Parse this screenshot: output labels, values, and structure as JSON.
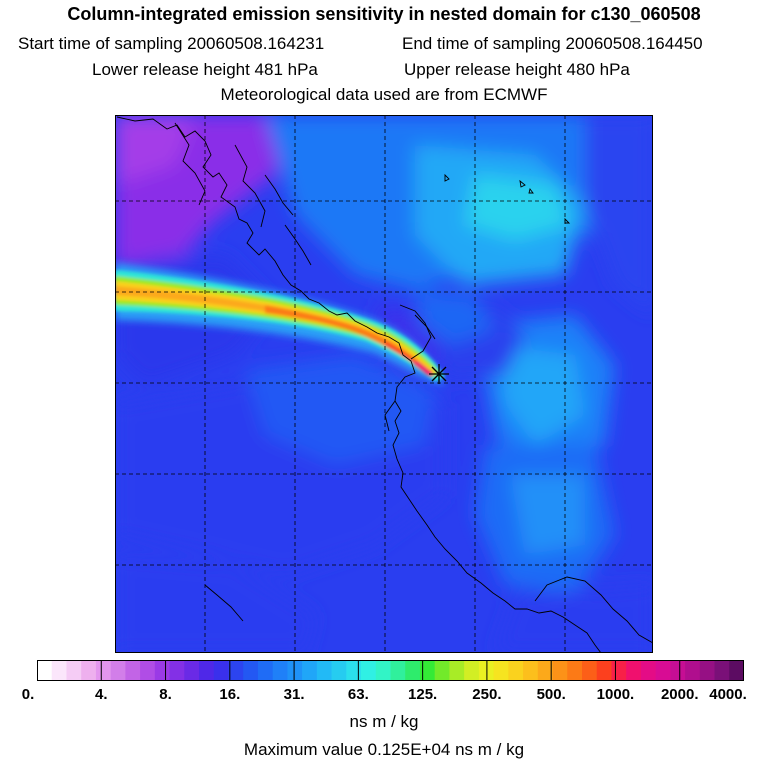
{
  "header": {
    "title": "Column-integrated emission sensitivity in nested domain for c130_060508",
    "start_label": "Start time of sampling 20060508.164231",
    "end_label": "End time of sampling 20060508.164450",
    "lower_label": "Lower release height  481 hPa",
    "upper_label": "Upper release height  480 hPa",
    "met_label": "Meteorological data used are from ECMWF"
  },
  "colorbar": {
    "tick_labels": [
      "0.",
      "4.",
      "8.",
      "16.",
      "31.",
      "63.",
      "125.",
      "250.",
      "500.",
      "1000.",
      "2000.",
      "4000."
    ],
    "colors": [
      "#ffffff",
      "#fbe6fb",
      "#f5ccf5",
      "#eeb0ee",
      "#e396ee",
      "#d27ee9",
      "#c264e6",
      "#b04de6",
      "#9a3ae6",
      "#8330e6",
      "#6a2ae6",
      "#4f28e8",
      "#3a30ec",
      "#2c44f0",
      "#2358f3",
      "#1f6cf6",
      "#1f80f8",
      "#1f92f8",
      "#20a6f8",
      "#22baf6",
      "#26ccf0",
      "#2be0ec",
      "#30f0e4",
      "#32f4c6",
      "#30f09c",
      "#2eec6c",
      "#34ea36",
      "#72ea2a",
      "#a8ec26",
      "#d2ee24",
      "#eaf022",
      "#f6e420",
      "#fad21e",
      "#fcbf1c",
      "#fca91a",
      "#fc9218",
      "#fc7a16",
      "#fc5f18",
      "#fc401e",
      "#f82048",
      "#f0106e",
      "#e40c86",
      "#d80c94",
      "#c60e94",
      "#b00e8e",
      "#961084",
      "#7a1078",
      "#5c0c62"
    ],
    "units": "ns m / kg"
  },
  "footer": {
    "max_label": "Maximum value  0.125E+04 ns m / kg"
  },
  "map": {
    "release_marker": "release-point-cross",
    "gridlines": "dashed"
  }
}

--*--

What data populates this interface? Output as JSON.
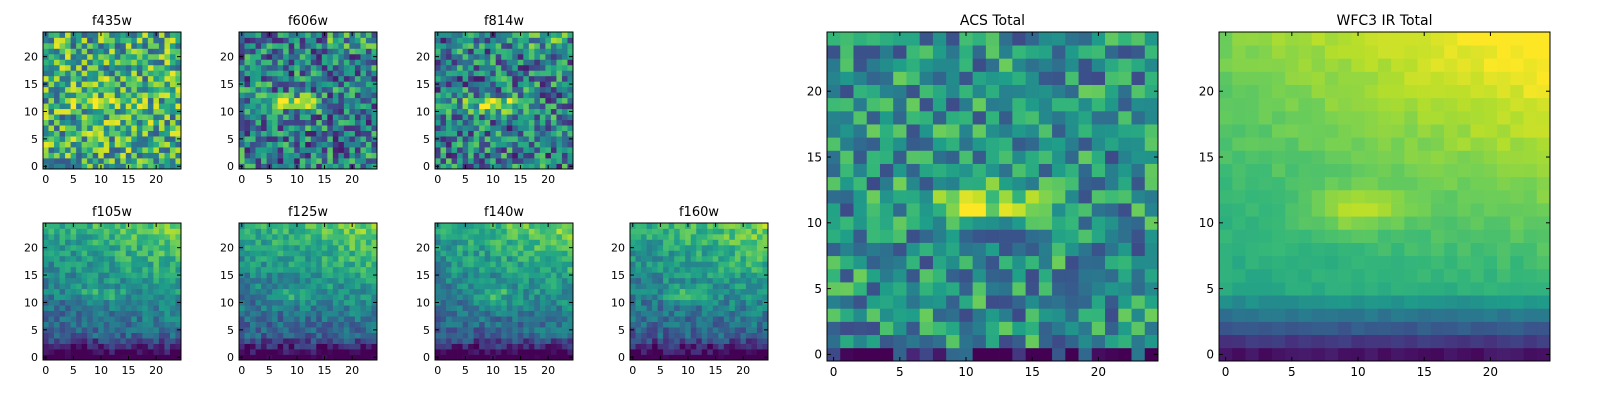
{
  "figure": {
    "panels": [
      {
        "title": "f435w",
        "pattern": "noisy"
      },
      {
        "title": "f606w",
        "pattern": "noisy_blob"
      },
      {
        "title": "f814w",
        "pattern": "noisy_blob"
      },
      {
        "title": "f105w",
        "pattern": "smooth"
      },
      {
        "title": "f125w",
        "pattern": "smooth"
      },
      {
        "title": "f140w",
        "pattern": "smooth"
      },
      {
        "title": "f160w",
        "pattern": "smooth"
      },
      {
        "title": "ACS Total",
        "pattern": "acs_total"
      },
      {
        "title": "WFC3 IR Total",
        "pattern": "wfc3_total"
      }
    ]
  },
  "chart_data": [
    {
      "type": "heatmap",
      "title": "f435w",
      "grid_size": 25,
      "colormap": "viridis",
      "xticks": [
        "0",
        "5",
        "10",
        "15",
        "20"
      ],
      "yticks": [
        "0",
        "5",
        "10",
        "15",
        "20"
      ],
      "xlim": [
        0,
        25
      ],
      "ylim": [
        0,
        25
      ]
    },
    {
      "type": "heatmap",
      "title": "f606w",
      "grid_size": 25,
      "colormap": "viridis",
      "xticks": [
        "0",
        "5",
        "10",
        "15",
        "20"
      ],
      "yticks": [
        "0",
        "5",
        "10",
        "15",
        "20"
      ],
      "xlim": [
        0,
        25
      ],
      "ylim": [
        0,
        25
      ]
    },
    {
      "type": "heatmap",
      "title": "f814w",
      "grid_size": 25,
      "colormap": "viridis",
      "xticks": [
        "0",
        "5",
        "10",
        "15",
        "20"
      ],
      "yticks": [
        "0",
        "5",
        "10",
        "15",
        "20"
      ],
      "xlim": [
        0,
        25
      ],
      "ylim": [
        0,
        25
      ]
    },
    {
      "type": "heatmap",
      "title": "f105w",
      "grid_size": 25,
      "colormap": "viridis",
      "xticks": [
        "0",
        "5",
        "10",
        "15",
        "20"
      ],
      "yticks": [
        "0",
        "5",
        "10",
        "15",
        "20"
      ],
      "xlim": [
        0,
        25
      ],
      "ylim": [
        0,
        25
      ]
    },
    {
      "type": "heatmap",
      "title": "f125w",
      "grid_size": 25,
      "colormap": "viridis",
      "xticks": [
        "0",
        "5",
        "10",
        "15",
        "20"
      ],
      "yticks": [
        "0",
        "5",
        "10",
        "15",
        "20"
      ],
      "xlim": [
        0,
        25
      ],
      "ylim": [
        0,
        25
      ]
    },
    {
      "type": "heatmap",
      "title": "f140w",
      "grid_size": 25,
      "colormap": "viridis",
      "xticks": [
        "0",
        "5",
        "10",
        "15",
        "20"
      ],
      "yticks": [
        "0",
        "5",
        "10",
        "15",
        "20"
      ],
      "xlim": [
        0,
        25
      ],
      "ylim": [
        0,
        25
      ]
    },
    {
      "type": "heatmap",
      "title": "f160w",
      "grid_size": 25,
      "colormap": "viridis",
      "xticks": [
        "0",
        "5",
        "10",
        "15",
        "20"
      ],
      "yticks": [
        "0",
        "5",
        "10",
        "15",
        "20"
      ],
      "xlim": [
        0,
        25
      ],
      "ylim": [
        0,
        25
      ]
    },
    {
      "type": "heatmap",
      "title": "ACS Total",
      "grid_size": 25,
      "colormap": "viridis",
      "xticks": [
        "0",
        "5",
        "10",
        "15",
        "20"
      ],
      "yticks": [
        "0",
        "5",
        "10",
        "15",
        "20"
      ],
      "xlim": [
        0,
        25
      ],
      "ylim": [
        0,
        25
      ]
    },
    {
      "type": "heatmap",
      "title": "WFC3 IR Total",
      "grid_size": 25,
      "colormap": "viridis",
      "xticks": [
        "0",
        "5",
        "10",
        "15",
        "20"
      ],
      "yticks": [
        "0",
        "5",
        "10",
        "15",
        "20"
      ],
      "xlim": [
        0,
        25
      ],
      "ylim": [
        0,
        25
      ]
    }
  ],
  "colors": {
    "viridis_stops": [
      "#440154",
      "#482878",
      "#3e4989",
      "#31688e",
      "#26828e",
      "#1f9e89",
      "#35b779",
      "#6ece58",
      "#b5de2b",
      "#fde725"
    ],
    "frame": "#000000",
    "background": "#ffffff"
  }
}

--*--

■ **YOUR TASK**
Copy out each line that contains the word "sampling".

■ **WRITTEN RESPONSE**
    "start_label": "Start time of sampling 20060508.164231",
    "end_label": "End time of sampling 20060508.164450",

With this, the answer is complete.